(Dataset rows about figures)
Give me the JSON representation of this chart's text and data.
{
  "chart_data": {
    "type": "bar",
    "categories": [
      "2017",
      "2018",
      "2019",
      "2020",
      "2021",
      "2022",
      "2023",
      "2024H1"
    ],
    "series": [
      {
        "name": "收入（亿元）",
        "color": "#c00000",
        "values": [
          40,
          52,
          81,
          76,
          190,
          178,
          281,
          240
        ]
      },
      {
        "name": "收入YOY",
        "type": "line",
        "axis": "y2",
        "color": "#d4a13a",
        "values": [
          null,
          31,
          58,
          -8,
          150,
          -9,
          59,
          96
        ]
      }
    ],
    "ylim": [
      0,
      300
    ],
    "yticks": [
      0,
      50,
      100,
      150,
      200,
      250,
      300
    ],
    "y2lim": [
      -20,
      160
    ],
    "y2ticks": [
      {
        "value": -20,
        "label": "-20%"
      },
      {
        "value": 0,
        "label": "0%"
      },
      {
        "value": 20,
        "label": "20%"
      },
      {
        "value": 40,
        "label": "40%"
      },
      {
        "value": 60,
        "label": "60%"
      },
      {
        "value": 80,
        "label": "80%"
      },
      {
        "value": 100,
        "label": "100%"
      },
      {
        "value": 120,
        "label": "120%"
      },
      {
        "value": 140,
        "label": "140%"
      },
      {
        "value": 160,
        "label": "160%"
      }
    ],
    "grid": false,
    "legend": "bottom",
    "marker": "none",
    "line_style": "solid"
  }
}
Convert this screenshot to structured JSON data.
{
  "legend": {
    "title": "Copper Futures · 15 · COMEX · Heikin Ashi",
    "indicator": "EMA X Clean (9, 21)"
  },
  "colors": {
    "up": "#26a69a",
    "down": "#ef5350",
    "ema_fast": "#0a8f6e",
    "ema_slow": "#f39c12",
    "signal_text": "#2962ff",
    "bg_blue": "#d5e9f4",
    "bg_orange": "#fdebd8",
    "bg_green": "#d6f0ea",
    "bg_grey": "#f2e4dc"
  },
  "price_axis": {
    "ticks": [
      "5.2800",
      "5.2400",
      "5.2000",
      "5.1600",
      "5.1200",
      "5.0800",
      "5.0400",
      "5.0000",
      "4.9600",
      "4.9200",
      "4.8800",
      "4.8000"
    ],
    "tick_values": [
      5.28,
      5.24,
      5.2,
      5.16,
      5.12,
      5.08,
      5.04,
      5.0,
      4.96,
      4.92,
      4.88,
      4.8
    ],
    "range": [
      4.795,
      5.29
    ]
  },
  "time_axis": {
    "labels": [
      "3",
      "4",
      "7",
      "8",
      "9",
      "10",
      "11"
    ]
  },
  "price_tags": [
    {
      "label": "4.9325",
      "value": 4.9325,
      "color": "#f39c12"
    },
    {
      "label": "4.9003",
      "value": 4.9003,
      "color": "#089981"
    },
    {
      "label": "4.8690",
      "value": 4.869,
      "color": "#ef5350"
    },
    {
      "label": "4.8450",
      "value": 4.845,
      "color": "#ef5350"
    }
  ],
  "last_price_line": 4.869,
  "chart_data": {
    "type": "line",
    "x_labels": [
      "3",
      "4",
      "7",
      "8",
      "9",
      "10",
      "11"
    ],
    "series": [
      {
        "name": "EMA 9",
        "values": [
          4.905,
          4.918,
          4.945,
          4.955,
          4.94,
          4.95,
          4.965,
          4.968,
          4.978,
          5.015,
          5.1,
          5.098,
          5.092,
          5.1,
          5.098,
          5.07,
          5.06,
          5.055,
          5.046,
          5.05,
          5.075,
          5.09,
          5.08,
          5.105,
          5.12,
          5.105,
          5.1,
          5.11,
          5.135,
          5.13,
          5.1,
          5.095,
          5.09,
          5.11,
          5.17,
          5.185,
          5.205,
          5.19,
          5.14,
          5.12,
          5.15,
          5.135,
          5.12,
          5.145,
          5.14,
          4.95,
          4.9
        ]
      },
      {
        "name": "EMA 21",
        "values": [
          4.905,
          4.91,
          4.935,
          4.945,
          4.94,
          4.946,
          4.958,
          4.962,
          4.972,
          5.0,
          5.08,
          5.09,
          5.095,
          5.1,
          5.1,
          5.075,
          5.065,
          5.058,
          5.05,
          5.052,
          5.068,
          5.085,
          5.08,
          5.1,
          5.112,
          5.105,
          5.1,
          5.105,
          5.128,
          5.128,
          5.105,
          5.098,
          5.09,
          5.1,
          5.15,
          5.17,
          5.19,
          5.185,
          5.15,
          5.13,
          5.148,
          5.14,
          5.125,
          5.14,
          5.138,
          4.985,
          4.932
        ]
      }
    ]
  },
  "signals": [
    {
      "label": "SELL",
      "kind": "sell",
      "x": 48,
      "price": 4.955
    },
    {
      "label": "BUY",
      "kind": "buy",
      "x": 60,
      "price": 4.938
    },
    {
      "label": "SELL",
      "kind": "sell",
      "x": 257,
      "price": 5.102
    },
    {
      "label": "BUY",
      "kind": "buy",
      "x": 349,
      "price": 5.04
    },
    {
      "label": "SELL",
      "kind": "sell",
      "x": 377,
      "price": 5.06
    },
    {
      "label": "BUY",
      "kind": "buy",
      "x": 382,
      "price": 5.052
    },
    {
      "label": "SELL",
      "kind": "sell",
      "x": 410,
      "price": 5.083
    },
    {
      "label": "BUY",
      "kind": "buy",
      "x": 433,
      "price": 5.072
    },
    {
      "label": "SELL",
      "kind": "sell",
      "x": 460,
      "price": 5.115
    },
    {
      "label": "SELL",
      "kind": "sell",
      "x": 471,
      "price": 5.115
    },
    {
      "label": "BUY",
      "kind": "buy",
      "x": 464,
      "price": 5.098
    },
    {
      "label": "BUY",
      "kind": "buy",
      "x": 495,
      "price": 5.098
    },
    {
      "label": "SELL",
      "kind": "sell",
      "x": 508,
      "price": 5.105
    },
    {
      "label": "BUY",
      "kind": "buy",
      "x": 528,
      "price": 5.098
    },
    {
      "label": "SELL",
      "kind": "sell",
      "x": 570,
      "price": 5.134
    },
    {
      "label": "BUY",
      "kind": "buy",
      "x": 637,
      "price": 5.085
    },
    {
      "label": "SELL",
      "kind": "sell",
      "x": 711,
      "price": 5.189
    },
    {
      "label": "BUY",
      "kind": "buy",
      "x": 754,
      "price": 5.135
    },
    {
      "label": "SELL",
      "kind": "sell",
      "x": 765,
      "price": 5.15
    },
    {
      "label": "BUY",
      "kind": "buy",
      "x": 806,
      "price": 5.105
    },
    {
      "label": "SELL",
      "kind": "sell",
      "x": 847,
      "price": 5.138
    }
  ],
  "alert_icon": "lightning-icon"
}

● **Goal**
Give only the number of lines in the records that include the word "JSON".

● **Solution for this exercise**
2